Required work ▸
Go through the listing and pick out each line with the word "substancias" in it.

Extracted data ▸
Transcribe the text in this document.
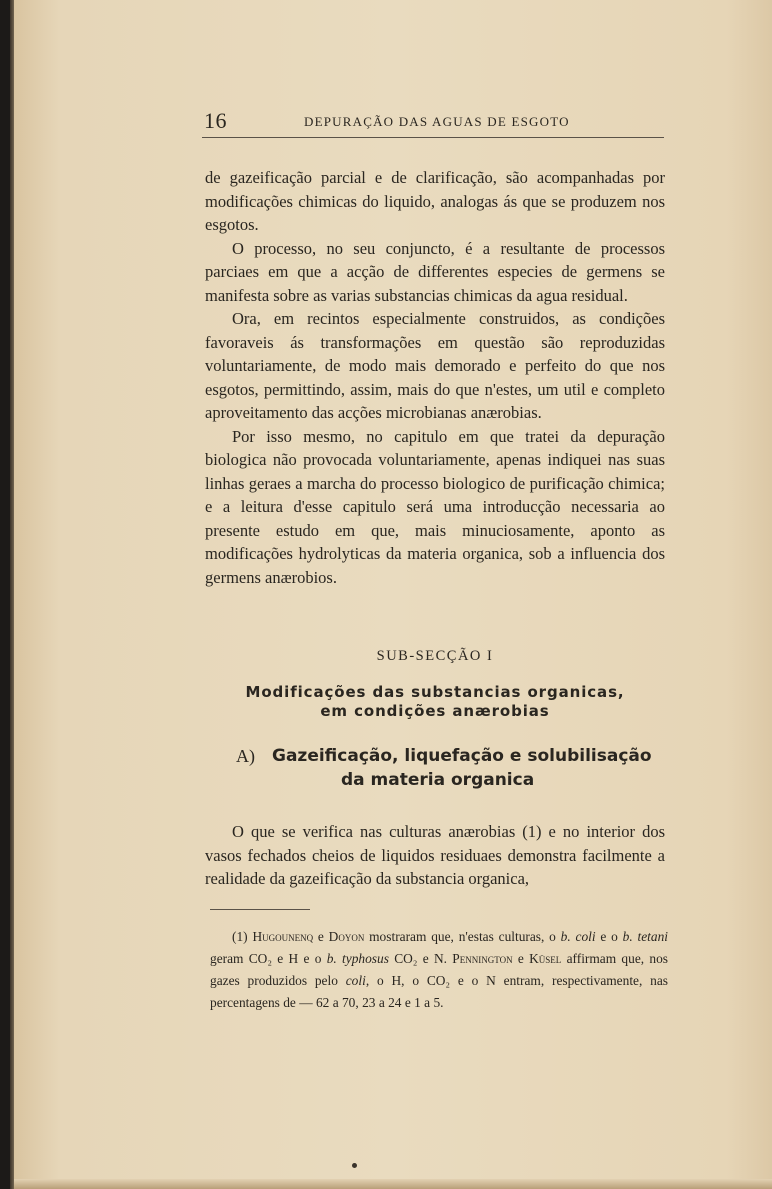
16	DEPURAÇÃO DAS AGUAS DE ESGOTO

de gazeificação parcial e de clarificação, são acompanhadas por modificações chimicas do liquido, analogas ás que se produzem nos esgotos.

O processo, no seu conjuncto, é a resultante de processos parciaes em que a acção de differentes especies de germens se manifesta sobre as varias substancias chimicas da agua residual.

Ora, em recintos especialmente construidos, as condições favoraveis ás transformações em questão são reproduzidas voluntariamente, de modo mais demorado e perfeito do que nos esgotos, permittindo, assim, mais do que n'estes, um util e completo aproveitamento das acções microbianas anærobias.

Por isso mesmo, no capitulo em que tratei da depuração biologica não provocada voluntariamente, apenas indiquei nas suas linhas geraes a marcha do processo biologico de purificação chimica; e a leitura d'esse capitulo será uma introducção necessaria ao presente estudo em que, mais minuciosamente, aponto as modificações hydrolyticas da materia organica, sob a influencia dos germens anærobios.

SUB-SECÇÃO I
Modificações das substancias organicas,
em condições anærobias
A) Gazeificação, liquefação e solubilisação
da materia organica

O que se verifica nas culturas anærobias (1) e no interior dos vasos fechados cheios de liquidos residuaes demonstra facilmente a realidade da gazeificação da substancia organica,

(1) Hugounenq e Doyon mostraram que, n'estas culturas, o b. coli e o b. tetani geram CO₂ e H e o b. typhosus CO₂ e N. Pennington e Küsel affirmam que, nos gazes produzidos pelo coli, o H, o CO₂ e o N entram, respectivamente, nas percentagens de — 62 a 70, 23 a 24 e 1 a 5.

==

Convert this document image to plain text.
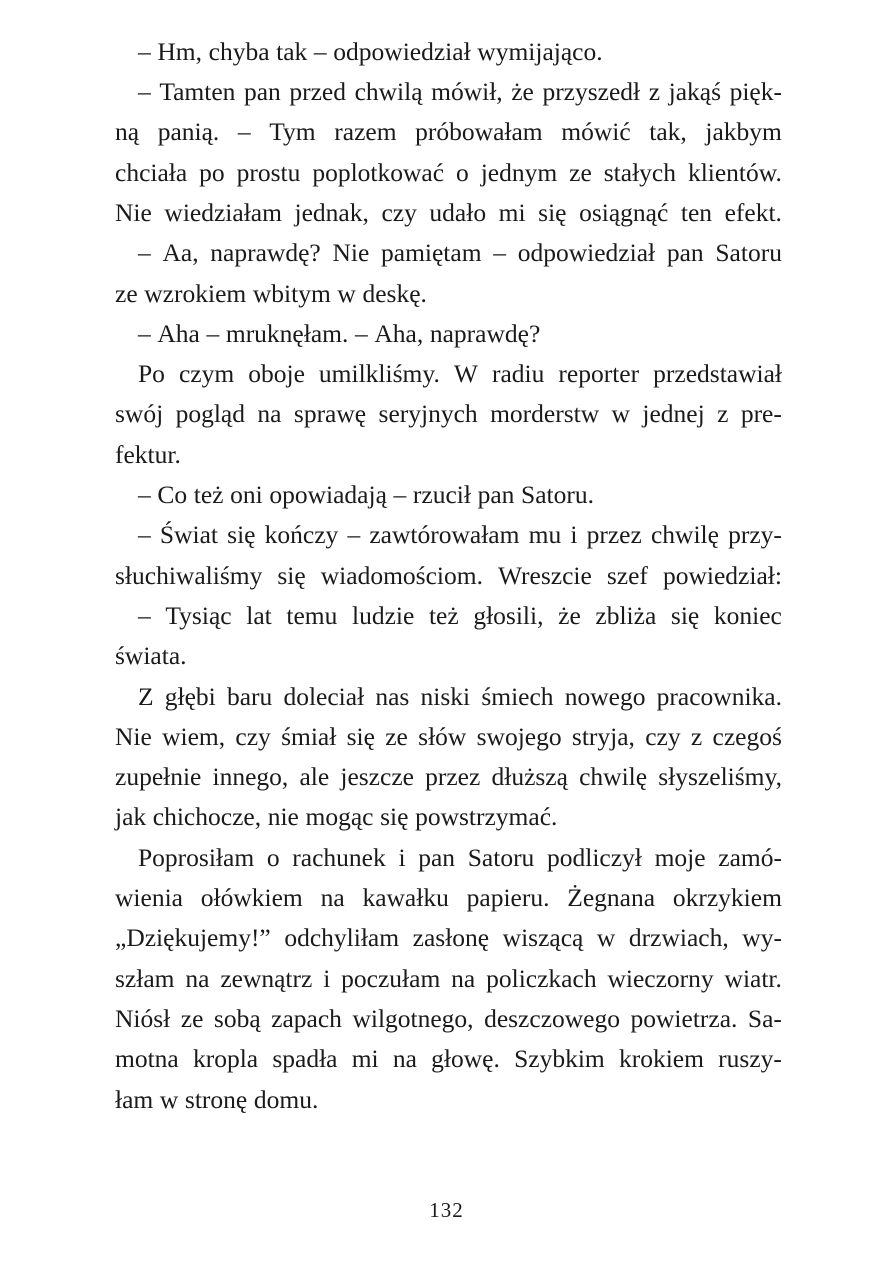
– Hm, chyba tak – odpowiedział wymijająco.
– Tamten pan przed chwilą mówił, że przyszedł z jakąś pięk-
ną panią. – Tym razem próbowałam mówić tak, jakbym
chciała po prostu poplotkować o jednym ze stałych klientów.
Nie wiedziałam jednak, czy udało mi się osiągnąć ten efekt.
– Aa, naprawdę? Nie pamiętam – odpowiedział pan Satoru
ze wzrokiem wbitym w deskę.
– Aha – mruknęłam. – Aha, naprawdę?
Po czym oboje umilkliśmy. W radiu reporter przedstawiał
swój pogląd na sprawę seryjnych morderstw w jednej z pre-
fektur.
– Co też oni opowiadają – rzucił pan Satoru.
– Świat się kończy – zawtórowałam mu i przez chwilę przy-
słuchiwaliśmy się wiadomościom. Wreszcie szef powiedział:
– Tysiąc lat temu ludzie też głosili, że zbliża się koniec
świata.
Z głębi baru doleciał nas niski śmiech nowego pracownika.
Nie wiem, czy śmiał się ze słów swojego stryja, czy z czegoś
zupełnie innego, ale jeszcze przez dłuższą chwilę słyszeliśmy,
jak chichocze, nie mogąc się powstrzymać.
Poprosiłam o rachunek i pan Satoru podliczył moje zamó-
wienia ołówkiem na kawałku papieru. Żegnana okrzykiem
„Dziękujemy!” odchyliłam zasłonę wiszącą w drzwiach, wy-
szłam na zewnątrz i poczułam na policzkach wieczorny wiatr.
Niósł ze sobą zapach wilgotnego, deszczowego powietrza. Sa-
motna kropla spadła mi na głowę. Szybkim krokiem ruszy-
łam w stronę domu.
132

Response ▸
O processo, no seu conjuncto, é a resultante de processos parciaes em que a acção de differentes especies de germens se manifesta sobre as varias substancias chimicas da agua residual.
Modificações das substancias organicas,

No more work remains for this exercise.